## start Data rows

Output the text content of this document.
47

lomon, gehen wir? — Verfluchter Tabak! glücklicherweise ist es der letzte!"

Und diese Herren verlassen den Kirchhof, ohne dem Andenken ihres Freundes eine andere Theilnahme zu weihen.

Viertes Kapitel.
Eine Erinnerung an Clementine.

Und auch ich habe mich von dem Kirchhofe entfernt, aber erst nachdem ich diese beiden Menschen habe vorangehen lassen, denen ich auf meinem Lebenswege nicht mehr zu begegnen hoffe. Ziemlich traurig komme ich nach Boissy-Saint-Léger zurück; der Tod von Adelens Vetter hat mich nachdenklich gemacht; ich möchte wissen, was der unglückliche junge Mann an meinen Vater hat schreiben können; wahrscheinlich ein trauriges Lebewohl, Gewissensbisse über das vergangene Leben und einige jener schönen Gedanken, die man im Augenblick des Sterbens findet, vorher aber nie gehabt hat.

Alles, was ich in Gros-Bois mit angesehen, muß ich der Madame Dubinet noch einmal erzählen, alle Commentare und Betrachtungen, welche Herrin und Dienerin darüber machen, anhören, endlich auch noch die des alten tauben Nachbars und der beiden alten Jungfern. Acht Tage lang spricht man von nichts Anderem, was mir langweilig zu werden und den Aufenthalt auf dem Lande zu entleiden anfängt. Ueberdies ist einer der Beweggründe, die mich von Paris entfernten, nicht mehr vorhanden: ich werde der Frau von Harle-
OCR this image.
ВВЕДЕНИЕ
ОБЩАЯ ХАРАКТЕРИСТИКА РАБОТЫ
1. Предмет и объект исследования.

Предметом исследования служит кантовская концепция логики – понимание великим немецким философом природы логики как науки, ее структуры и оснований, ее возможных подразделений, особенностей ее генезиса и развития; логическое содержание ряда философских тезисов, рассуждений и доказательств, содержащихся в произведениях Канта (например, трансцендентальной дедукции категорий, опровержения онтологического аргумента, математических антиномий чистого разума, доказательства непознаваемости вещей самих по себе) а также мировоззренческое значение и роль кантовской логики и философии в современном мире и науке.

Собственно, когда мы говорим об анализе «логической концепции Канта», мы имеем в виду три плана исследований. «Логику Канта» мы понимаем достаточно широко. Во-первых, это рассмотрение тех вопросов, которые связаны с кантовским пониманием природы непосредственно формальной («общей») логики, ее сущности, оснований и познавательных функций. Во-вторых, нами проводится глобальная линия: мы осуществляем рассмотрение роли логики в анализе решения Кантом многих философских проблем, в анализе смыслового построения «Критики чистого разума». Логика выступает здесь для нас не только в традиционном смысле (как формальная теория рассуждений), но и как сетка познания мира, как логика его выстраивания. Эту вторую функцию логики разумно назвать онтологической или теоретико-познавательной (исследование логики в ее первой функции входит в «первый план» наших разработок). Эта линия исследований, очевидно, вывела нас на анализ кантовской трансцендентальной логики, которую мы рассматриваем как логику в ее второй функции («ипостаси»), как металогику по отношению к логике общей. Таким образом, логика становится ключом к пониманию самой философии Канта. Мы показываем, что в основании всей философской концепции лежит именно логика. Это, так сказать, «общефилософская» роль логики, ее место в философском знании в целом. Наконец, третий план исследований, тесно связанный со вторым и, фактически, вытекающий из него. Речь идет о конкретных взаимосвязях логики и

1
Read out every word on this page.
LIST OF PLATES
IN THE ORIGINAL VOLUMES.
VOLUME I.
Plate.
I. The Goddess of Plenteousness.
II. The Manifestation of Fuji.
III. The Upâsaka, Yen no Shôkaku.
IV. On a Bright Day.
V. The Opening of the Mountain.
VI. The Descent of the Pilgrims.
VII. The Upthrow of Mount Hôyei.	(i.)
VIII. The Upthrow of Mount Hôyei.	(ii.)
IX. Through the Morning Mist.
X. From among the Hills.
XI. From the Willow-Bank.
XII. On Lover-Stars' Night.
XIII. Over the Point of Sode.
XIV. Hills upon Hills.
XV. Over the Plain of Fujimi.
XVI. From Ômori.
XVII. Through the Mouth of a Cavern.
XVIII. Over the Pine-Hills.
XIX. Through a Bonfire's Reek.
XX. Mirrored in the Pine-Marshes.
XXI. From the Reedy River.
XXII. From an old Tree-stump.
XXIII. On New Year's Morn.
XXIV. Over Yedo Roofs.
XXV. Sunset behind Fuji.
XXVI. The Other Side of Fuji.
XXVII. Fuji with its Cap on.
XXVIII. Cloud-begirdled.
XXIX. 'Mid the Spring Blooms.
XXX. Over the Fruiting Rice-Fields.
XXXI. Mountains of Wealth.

## end Data rows

Write out only what runs from the line holding "Read out every word on this page." through the last line of the records, exactly as shown.

● **Finished task**
Read out every word on this page.
LIST OF PLATES
IN THE ORIGINAL VOLUMES.
VOLUME I.
Plate.
I. The Goddess of Plenteousness.
II. The Manifestation of Fuji.
III. The Upâsaka, Yen no Shôkaku.
IV. On a Bright Day.
V. The Opening of the Mountain.
VI. The Descent of the Pilgrims.
VII. The Upthrow of Mount Hôyei.	(i.)
VIII. The Upthrow of Mount Hôyei.	(ii.)
IX. Through the Morning Mist.
X. From among the Hills.
XI. From the Willow-Bank.
XII. On Lover-Stars' Night.
XIII. Over the Point of Sode.
XIV. Hills upon Hills.
XV. Over the Plain of Fujimi.
XVI. From Ômori.
XVII. Through the Mouth of a Cavern.
XVIII. Over the Pine-Hills.
XIX. Through a Bonfire's Reek.
XX. Mirrored in the Pine-Marshes.
XXI. From the Reedy River.
XXII. From an old Tree-stump.
XXIII. On New Year's Morn.
XXIV. Over Yedo Roofs.
XXV. Sunset behind Fuji.
XXVI. The Other Side of Fuji.
XXVII. Fuji with its Cap on.
XXVIII. Cloud-begirdled.
XXIX. 'Mid the Spring Blooms.
XXX. Over the Fruiting Rice-Fields.
XXXI. Mountains of Wealth.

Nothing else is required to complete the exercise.